**YOUR TASK:**
From the entries below, gather each line containing the word "swsc".

**GIVEN RECORDS:**
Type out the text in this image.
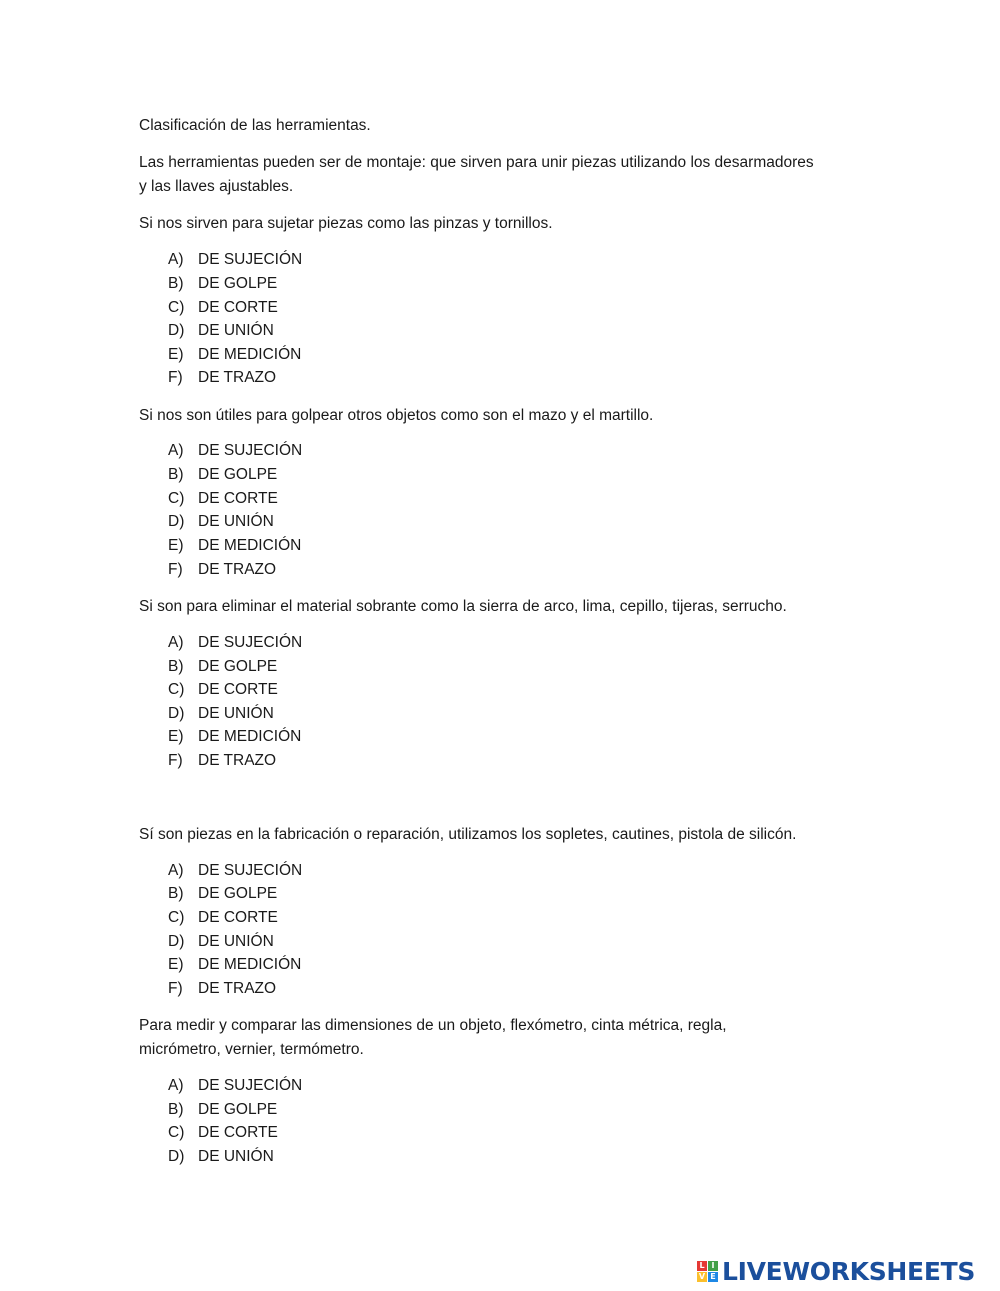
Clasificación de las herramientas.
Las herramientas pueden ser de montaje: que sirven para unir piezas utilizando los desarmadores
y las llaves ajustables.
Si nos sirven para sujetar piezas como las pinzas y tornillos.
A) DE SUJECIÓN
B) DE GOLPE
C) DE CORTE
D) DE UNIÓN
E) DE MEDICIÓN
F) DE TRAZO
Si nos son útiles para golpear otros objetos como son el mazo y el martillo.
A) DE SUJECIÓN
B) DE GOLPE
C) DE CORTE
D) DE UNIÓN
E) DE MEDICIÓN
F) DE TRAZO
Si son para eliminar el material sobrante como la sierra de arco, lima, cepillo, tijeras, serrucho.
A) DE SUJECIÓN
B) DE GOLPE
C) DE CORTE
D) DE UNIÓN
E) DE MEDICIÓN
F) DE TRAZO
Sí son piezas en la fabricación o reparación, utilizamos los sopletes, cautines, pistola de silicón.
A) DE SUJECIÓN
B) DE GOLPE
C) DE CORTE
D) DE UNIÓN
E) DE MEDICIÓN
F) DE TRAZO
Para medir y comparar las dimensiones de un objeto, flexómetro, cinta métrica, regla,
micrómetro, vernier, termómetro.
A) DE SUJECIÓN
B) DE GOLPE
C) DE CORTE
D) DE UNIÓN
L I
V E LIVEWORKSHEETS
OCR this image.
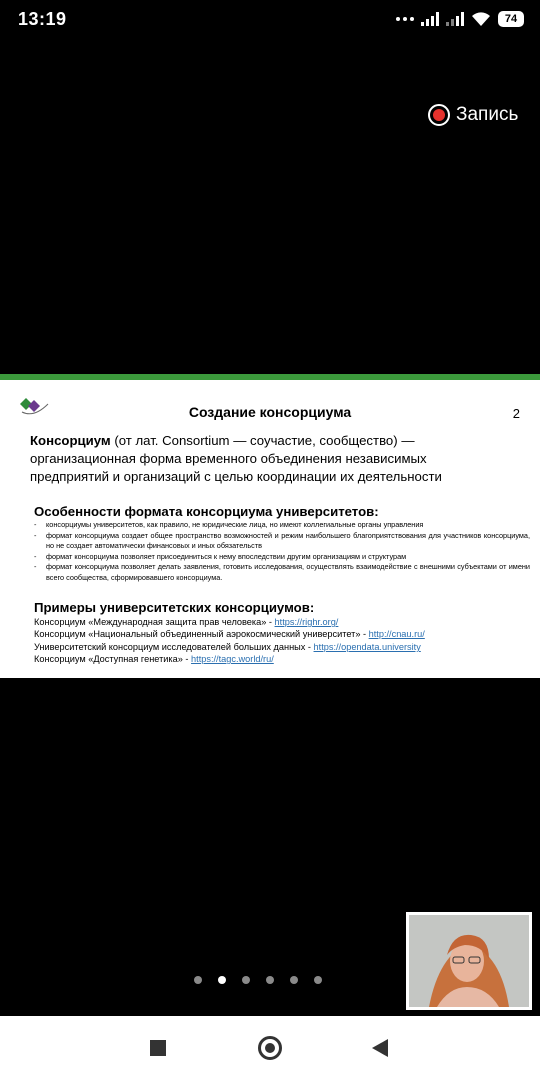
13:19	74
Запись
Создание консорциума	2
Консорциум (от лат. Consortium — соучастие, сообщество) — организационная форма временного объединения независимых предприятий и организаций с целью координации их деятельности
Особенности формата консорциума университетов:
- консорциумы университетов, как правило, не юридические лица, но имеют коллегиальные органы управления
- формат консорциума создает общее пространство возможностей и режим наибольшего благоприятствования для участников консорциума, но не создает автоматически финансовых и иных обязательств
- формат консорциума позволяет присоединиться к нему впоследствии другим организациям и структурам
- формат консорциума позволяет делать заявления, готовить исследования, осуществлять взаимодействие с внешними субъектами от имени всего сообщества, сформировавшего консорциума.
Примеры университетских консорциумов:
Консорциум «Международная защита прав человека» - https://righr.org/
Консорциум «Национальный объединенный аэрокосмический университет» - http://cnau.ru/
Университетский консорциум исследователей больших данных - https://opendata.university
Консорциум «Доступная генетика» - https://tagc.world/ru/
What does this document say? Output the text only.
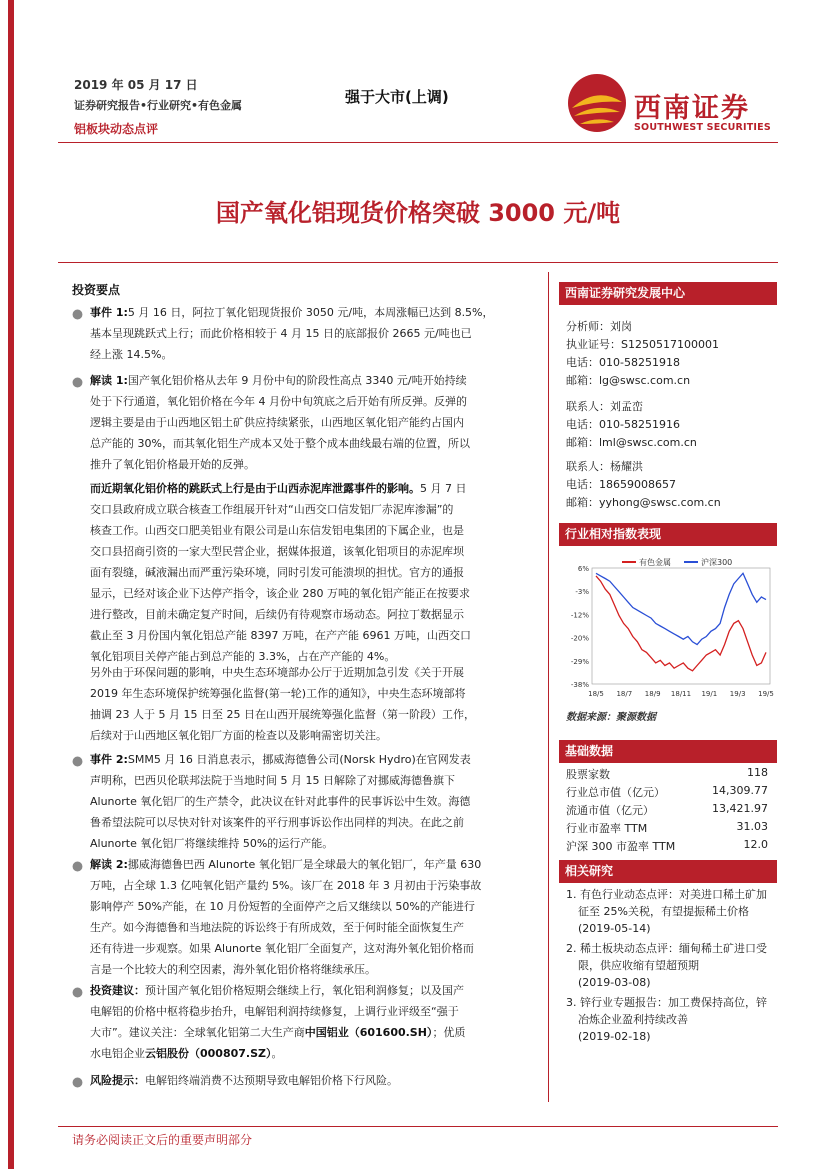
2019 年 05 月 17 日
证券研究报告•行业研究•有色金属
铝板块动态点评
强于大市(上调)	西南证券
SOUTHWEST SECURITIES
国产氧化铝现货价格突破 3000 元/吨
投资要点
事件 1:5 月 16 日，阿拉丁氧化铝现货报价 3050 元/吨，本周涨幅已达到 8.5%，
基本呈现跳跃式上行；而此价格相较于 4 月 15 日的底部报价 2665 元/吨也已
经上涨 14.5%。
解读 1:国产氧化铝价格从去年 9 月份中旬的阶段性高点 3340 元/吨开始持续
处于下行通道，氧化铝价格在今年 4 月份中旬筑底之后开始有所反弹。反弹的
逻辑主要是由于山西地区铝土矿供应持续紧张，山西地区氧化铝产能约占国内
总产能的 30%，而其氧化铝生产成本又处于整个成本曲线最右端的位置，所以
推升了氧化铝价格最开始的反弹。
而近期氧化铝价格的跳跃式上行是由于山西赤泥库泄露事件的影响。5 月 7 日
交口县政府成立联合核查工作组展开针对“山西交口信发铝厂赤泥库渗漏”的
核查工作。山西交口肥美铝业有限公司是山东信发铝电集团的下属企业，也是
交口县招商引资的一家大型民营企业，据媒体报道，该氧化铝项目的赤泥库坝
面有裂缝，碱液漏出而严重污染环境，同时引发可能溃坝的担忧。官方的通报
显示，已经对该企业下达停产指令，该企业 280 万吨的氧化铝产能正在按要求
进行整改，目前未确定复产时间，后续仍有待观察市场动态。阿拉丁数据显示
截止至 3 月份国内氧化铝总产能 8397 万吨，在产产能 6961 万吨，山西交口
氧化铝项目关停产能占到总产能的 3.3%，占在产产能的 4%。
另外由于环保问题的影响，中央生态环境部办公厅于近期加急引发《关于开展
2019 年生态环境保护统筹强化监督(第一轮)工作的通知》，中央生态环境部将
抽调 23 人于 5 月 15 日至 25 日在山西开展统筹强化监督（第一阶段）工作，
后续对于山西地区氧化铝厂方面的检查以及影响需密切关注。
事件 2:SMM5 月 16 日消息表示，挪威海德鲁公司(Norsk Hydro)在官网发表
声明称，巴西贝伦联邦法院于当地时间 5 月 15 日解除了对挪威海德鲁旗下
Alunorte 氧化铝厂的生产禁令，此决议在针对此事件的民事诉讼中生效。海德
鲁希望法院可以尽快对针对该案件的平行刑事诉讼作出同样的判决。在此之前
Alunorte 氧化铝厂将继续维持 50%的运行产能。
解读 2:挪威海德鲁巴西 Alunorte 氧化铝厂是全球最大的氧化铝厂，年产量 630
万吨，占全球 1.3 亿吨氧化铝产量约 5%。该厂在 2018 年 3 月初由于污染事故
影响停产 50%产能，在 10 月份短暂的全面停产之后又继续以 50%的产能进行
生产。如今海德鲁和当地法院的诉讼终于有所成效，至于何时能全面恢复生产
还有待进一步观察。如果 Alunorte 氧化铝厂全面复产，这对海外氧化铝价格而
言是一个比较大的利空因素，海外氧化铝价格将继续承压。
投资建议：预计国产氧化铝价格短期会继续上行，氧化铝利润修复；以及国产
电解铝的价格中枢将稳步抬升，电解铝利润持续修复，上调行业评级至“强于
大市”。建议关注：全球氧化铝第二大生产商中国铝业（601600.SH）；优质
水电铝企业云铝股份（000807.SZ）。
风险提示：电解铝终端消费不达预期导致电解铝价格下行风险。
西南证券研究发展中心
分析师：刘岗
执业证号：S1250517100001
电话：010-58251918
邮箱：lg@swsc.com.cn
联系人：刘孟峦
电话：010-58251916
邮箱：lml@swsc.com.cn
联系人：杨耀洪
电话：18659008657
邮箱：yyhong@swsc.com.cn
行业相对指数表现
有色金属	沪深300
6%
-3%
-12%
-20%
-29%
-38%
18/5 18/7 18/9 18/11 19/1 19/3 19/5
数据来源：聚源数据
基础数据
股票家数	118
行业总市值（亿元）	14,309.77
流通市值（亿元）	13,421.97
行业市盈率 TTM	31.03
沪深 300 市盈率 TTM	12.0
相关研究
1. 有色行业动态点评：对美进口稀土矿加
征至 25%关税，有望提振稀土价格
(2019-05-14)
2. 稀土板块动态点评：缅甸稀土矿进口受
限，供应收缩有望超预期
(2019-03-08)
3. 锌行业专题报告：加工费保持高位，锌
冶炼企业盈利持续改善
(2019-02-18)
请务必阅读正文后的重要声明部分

**PROBLEM SOLUTION:**
邮箱：lg@swsc.com.cn
邮箱：lml@swsc.com.cn
邮箱：yyhong@swsc.com.cn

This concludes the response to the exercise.